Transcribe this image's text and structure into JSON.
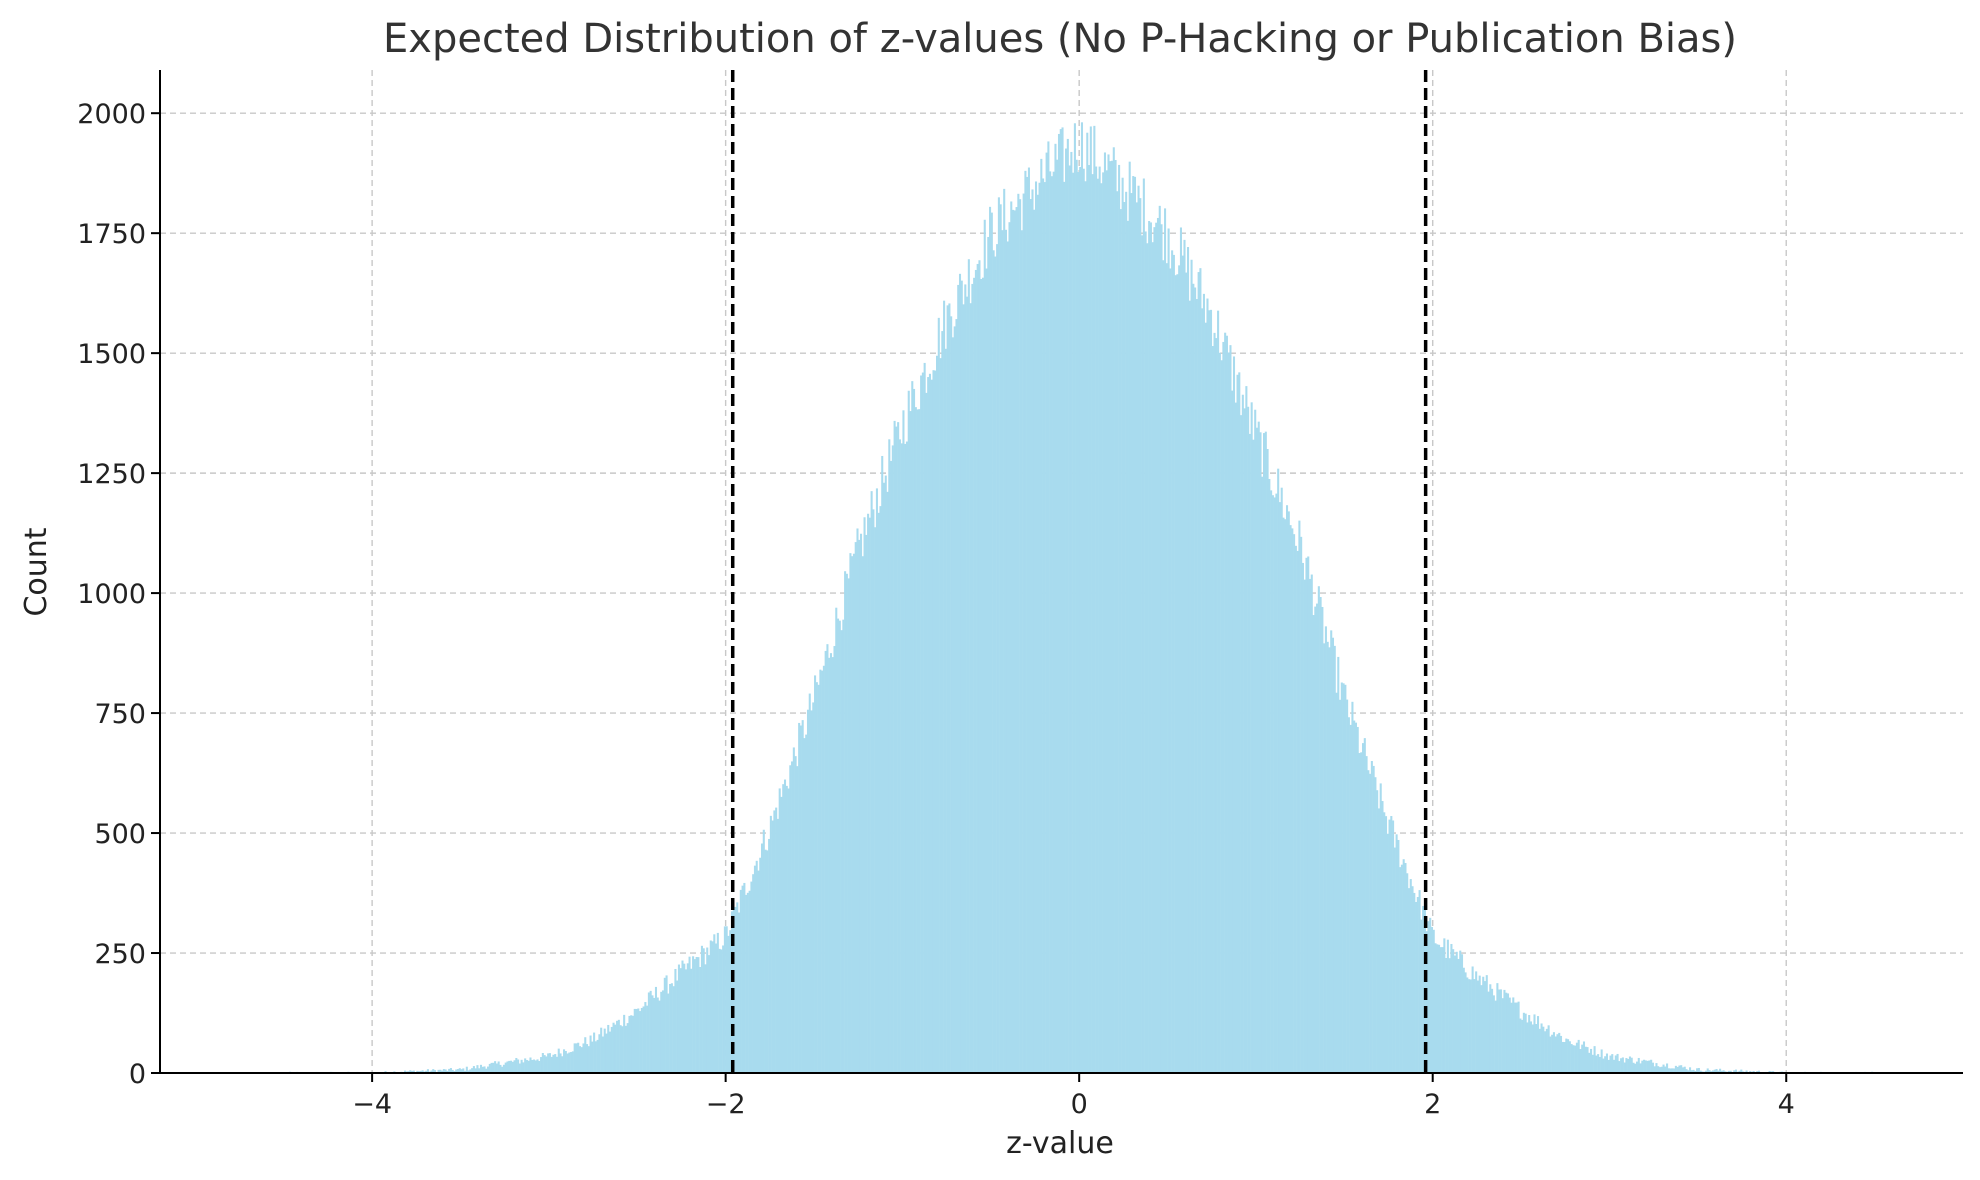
{
  "chart_data": {
    "type": "bar",
    "subtype": "histogram",
    "title": "Expected Distribution of z-values (No P-Hacking or Publication Bias)",
    "xlabel": "z-value",
    "ylabel": "Count",
    "xlim": [
      -5.2,
      5.0
    ],
    "ylim": [
      0,
      2090
    ],
    "x_ticks": [
      -4,
      -2,
      0,
      2,
      4
    ],
    "x_tick_labels": [
      "−4",
      "−2",
      "0",
      "2",
      "4"
    ],
    "y_ticks": [
      0,
      250,
      500,
      750,
      1000,
      1250,
      1500,
      1750,
      2000
    ],
    "y_tick_labels": [
      "0",
      "250",
      "500",
      "750",
      "1000",
      "1250",
      "1500",
      "1750",
      "2000"
    ],
    "grid": true,
    "bar_color": "#a8dbee",
    "bin_range": [
      -4.5,
      4.5
    ],
    "bin_width": 0.01,
    "bin_centers_sampled": [
      -4.0,
      -3.5,
      -3.0,
      -2.75,
      -2.5,
      -2.25,
      -2.0,
      -1.75,
      -1.5,
      -1.25,
      -1.0,
      -0.75,
      -0.5,
      -0.25,
      0.0,
      0.25,
      0.5,
      0.75,
      1.0,
      1.25,
      1.5,
      1.75,
      2.0,
      2.25,
      2.5,
      2.75,
      3.0,
      3.5,
      4.0
    ],
    "counts_sampled": [
      1,
      7,
      35,
      70,
      130,
      210,
      285,
      510,
      780,
      1090,
      1350,
      1570,
      1750,
      1850,
      1940,
      1850,
      1750,
      1580,
      1330,
      1100,
      780,
      520,
      285,
      200,
      130,
      70,
      35,
      7,
      1
    ],
    "reference_lines": [
      {
        "x": -1.96,
        "color": "#000000",
        "style": "dashed"
      },
      {
        "x": 1.96,
        "color": "#000000",
        "style": "dashed"
      }
    ]
  }
}
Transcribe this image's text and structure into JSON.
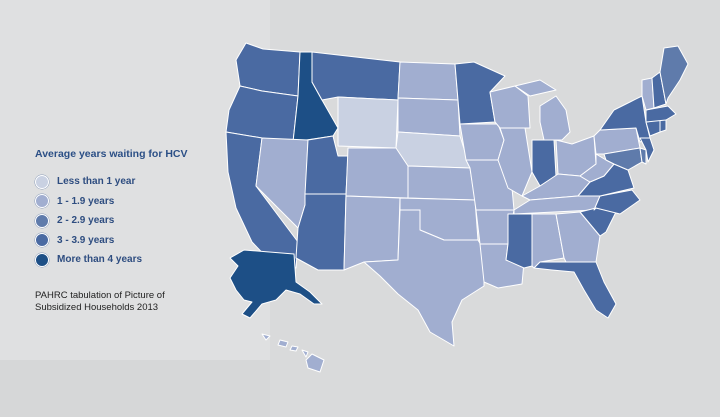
{
  "legend": {
    "title": "Average years waiting for HCV",
    "items": [
      {
        "label": "Less than 1 year",
        "color": "#c9d1e2"
      },
      {
        "label": "1 - 1.9 years",
        "color": "#a1aed0"
      },
      {
        "label": "2 - 2.9 years",
        "color": "#5f7bab"
      },
      {
        "label": "3 - 3.9 years",
        "color": "#4a6aa2"
      },
      {
        "label": "More than 4 years",
        "color": "#1d4f86"
      }
    ]
  },
  "source": {
    "line1": "PAHRC tabulation of Picture of",
    "line2": "Subsidized Households 2013"
  },
  "states": {
    "WA": 3,
    "OR": 3,
    "CA": 3,
    "ID": 4,
    "NV": 1,
    "UT": 3,
    "AZ": 3,
    "MT": 3,
    "WY": 0,
    "CO": 1,
    "NM": 1,
    "ND": 1,
    "SD": 1,
    "NE": 0,
    "KS": 1,
    "OK": 1,
    "TX": 1,
    "MN": 3,
    "IA": 1,
    "MO": 1,
    "AR": 1,
    "LA": 1,
    "WI": 1,
    "IL": 1,
    "MI": 1,
    "IN": 3,
    "OH": 1,
    "KY": 1,
    "TN": 1,
    "MS": 3,
    "AL": 1,
    "GA": 1,
    "FL": 3,
    "SC": 3,
    "NC": 3,
    "VA": 3,
    "WV": 1,
    "PA": 1,
    "NY": 3,
    "ME": 2,
    "VT": 1,
    "NH": 3,
    "MA": 3,
    "CT": 3,
    "RI": 3,
    "NJ": 3,
    "DE": 2,
    "MD": 2,
    "AK": 4,
    "HI": 1
  }
}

§ DIRECTIONS FOR THIS TASK
Read through the lines above and collect those that contain the string "title".

§ THE REPLY
    "title": "Expected Distribution of z-values (No P-Hacking or Publication Bias)",
    "title": "Average years waiting for HCV",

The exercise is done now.